DIRECTION »
Locate the string "JSON" throughout the material and copy every line in which it occurs.

-- BEGIN DATA LISTING --

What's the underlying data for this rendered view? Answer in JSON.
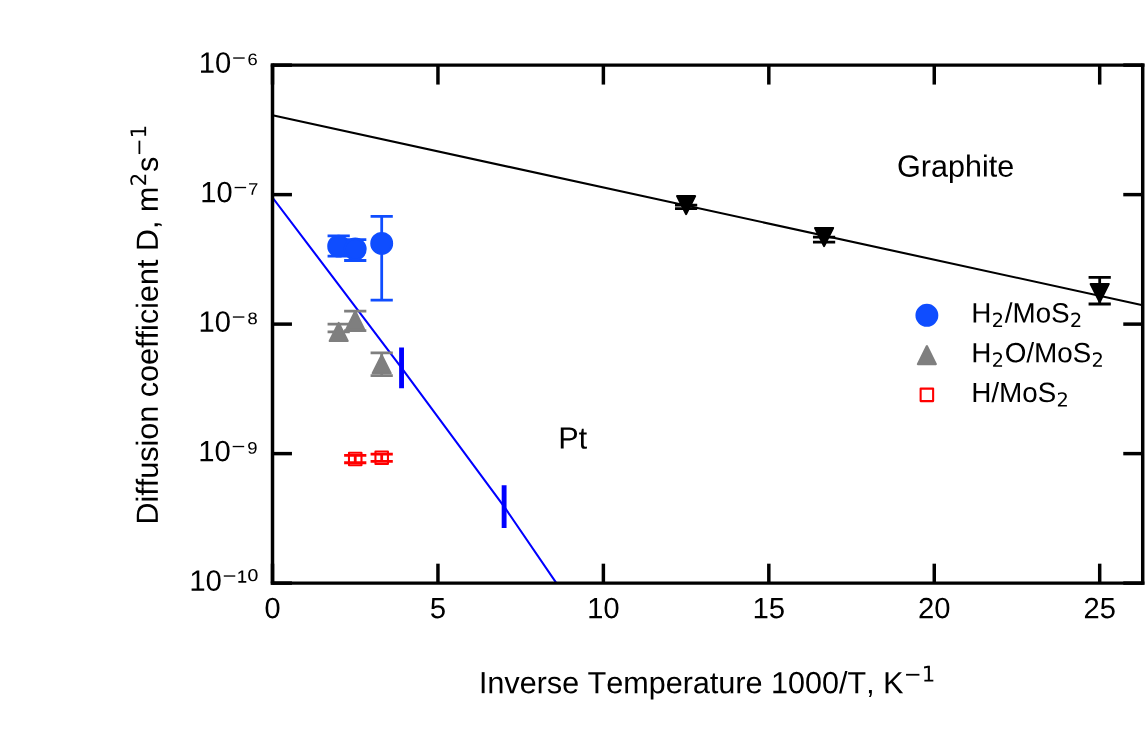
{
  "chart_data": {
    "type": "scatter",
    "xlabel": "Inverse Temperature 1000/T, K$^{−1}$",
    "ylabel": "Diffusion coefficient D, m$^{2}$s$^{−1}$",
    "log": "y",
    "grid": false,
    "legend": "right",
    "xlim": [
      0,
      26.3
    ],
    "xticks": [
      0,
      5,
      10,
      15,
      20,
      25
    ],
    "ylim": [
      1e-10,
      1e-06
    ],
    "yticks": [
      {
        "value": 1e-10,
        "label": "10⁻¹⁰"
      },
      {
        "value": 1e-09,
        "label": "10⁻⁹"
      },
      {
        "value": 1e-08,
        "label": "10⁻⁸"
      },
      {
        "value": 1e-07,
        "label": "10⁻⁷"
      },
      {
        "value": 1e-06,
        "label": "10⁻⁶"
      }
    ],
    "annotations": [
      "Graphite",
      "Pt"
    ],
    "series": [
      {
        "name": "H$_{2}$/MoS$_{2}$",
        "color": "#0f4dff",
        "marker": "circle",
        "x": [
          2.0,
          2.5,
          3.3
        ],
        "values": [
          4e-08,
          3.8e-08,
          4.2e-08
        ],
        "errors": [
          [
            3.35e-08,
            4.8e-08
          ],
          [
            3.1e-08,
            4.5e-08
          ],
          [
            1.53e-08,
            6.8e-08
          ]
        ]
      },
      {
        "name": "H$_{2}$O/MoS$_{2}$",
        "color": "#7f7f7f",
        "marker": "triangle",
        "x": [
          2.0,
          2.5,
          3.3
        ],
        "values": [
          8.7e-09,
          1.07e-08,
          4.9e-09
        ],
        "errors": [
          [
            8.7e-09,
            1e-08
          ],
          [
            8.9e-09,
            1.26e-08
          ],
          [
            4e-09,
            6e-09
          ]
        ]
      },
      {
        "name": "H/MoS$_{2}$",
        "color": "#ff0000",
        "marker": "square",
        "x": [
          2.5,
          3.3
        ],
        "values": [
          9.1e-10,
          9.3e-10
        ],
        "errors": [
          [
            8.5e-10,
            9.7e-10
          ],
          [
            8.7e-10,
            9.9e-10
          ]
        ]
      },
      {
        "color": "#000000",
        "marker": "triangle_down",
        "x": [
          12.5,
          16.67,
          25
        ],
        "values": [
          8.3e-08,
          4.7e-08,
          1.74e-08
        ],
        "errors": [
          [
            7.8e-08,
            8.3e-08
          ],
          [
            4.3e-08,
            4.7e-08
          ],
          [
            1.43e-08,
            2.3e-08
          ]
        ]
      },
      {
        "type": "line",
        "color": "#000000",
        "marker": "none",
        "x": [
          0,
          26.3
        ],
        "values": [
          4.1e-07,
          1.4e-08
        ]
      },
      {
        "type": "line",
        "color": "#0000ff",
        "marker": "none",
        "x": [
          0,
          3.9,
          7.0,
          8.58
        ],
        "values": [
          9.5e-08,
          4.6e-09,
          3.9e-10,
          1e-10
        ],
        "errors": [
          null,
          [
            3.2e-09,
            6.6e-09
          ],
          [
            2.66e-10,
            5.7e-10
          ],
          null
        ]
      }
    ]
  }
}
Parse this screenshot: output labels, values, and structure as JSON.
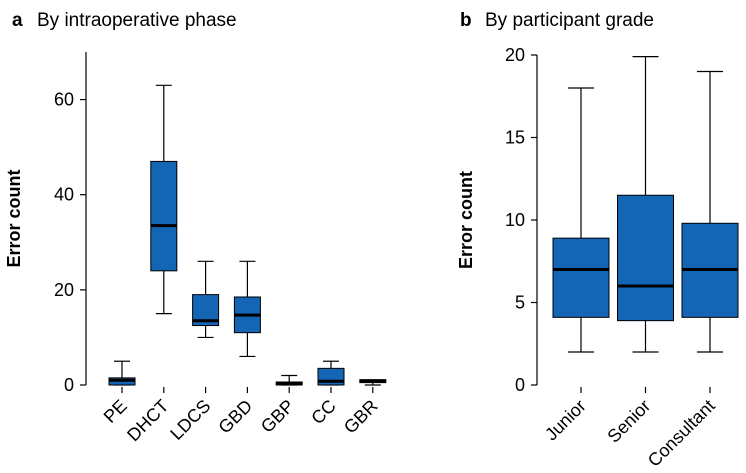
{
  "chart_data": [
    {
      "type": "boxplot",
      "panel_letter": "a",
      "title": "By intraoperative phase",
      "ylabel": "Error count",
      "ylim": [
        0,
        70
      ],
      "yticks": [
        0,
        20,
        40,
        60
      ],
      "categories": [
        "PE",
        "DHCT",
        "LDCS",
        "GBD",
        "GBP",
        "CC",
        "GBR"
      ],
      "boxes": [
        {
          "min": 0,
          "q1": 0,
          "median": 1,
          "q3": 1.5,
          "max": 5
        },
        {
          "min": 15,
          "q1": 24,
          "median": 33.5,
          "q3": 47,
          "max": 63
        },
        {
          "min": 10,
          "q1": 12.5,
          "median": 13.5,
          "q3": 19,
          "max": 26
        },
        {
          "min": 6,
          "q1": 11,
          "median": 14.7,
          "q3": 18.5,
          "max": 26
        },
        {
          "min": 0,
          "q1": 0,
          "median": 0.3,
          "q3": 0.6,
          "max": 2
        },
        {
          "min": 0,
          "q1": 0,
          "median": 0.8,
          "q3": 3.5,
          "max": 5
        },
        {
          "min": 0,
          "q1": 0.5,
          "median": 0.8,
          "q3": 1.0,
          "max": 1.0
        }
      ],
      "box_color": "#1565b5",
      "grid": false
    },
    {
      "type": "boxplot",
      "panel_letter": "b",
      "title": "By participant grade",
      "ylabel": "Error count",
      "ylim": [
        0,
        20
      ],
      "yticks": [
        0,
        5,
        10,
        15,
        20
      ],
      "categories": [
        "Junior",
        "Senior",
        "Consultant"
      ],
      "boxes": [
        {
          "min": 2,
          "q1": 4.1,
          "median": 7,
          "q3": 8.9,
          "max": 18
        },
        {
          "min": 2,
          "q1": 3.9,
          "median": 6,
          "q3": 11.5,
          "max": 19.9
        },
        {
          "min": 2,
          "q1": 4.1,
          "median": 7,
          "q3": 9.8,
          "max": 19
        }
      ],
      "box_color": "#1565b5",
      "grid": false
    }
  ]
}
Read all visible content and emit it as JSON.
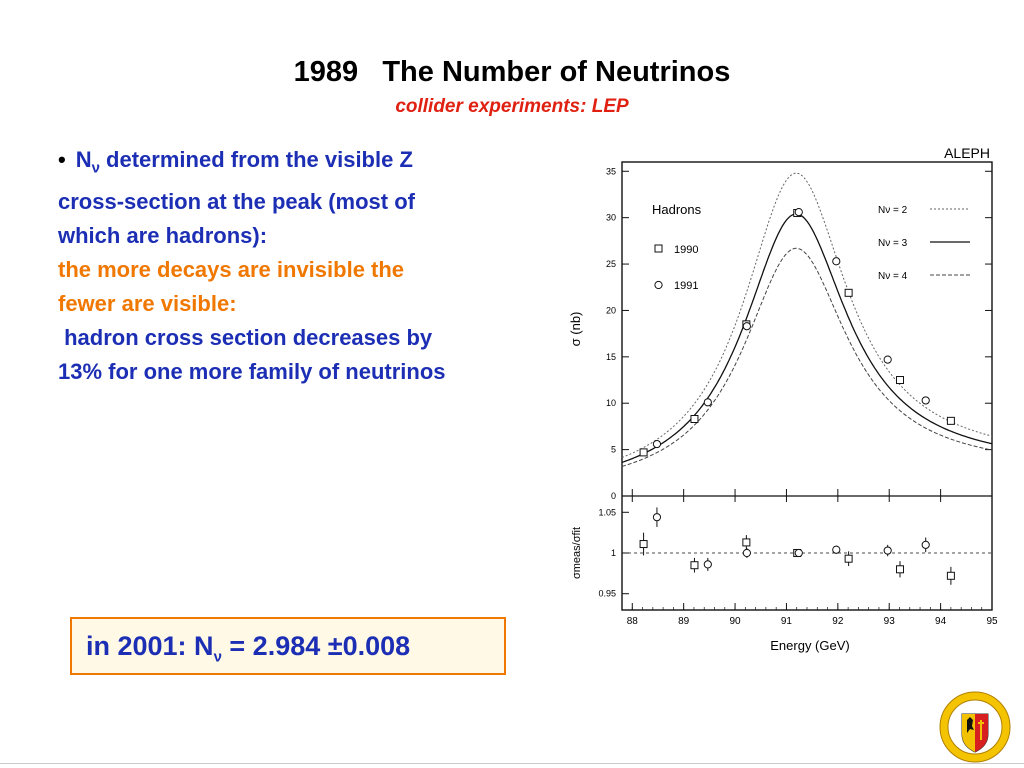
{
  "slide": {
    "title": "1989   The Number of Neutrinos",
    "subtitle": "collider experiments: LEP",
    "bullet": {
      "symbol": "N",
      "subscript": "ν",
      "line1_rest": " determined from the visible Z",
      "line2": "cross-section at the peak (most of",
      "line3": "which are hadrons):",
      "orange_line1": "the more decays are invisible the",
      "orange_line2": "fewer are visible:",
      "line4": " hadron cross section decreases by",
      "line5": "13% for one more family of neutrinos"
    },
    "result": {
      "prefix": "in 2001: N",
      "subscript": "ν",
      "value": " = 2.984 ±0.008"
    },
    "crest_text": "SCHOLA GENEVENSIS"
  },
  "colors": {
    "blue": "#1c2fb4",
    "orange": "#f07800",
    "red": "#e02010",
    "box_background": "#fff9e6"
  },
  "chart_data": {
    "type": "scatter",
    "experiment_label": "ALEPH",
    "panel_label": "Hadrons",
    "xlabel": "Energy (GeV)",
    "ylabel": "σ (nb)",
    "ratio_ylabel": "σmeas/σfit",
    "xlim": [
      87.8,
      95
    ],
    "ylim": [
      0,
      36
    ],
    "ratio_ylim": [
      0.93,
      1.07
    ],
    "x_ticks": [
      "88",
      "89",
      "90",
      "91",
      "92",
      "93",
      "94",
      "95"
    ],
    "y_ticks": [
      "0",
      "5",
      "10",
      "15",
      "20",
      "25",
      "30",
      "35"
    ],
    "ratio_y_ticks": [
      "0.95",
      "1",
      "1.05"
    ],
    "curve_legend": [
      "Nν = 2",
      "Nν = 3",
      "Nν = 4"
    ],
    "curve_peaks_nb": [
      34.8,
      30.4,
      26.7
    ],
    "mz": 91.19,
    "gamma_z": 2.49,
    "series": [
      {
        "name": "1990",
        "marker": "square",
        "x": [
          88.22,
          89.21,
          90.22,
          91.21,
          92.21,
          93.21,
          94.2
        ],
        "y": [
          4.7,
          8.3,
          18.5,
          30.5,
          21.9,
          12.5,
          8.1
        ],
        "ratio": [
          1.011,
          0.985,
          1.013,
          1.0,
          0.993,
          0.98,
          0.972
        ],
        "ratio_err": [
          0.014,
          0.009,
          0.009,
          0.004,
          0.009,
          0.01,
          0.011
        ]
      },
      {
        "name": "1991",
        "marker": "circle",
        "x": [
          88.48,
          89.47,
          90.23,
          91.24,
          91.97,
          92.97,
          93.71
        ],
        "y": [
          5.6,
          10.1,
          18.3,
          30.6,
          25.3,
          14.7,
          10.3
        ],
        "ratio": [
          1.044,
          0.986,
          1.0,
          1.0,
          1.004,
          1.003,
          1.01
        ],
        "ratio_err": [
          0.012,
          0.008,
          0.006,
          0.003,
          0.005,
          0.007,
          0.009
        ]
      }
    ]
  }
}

-- END DATA LISTING --

THE RESPONSE »
What's the underlying data for this rendered view? Answer in JSON.
Parse this screenshot: output labels, values, and structure as JSON.
Read all visible content and emit it as JSON.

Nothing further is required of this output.